# [Exercise]
Reproduce the following material exactly, including every line.

# [Excerpted data]
- - - - - - -
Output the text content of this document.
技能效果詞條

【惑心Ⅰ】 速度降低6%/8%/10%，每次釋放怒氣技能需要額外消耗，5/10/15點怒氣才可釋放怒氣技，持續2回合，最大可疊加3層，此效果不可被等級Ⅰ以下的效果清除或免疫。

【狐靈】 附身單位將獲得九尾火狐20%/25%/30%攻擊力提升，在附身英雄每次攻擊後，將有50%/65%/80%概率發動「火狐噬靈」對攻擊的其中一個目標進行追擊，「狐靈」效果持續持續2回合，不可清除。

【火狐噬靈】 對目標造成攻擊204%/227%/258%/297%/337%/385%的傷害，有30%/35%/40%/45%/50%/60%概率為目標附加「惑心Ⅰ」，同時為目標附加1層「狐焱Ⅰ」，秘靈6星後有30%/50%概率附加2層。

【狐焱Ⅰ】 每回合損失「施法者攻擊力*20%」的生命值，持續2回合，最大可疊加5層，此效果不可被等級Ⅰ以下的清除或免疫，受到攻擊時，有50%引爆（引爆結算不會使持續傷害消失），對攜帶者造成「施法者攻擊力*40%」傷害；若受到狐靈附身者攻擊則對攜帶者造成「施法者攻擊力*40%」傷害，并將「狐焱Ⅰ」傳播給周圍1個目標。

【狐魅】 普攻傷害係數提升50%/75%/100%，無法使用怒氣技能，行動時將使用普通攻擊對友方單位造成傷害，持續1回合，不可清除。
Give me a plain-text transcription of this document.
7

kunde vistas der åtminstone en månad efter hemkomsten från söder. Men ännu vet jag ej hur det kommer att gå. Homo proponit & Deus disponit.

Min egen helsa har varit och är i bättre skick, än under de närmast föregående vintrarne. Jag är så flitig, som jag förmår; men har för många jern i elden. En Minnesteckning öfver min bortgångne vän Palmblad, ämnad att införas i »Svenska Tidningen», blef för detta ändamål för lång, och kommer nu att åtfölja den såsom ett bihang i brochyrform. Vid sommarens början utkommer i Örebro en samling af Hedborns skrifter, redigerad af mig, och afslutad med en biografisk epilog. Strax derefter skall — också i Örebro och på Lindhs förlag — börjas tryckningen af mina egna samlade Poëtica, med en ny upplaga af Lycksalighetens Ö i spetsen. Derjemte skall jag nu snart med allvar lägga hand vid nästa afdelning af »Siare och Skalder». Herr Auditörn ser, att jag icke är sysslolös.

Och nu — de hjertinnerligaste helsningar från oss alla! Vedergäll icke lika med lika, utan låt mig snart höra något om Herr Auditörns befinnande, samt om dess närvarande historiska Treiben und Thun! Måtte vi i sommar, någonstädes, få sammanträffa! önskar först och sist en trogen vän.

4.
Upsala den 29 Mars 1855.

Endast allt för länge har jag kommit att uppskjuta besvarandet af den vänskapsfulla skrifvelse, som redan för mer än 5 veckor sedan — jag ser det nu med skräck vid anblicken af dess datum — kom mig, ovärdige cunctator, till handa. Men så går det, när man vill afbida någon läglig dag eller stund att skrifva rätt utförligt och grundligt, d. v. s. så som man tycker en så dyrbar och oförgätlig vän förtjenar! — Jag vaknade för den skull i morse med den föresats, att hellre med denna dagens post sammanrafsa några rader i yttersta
- - - - - - -
# [Expected answer]
Output the text content of this document.
技能效果詞條

【惑心Ⅰ】 速度降低6%/8%/10%，每次釋放怒氣技能需要額外消耗，5/10/15點怒氣才可釋放怒氣技，持續2回合，最大可疊加3層，此效果不可被等級Ⅰ以下的效果清除或免疫。

【狐靈】 附身單位將獲得九尾火狐20%/25%/30%攻擊力提升，在附身英雄每次攻擊後，將有50%/65%/80%概率發動「火狐噬靈」對攻擊的其中一個目標進行追擊，「狐靈」效果持續持續2回合，不可清除。

【火狐噬靈】 對目標造成攻擊204%/227%/258%/297%/337%/385%的傷害，有30%/35%/40%/45%/50%/60%概率為目標附加「惑心Ⅰ」，同時為目標附加1層「狐焱Ⅰ」，秘靈6星後有30%/50%概率附加2層。

【狐焱Ⅰ】 每回合損失「施法者攻擊力*20%」的生命值，持續2回合，最大可疊加5層，此效果不可被等級Ⅰ以下的清除或免疫，受到攻擊時，有50%引爆（引爆結算不會使持續傷害消失），對攜帶者造成「施法者攻擊力*40%」傷害；若受到狐靈附身者攻擊則對攜帶者造成「施法者攻擊力*40%」傷害，并將「狐焱Ⅰ」傳播給周圍1個目標。

【狐魅】 普攻傷害係數提升50%/75%/100%，無法使用怒氣技能，行動時將使用普通攻擊對友方單位造成傷害，持續1回合，不可清除。
Give me a plain-text transcription of this document.
7

kunde vistas der åtminstone en månad efter hemkomsten från söder. Men ännu vet jag ej hur det kommer att gå. Homo proponit & Deus disponit.

Min egen helsa har varit och är i bättre skick, än under de närmast föregående vintrarne. Jag är så flitig, som jag förmår; men har för många jern i elden. En Minnesteckning öfver min bortgångne vän Palmblad, ämnad att införas i »Svenska Tidningen», blef för detta ändamål för lång, och kommer nu att åtfölja den såsom ett bihang i brochyrform. Vid sommarens början utkommer i Örebro en samling af Hedborns skrifter, redigerad af mig, och afslutad med en biografisk epilog. Strax derefter skall — också i Örebro och på Lindhs förlag — börjas tryckningen af mina egna samlade Poëtica, med en ny upplaga af Lycksalighetens Ö i spetsen. Derjemte skall jag nu snart med allvar lägga hand vid nästa afdelning af »Siare och Skalder». Herr Auditörn ser, att jag icke är sysslolös.

Och nu — de hjertinnerligaste helsningar från oss alla! Vedergäll icke lika med lika, utan låt mig snart höra något om Herr Auditörns befinnande, samt om dess närvarande historiska Treiben und Thun! Måtte vi i sommar, någonstädes, få sammanträffa! önskar först och sist en trogen vän.

4.
Upsala den 29 Mars 1855.

Endast allt för länge har jag kommit att uppskjuta besvarandet af den vänskapsfulla skrifvelse, som redan för mer än 5 veckor sedan — jag ser det nu med skräck vid anblicken af dess datum — kom mig, ovärdige cunctator, till handa. Men så går det, när man vill afbida någon läglig dag eller stund att skrifva rätt utförligt och grundligt, d. v. s. så som man tycker en så dyrbar och oförgätlig vän förtjenar! — Jag vaknade för den skull i morse med den föresats, att hellre med denna dagens post sammanrafsa några rader i yttersta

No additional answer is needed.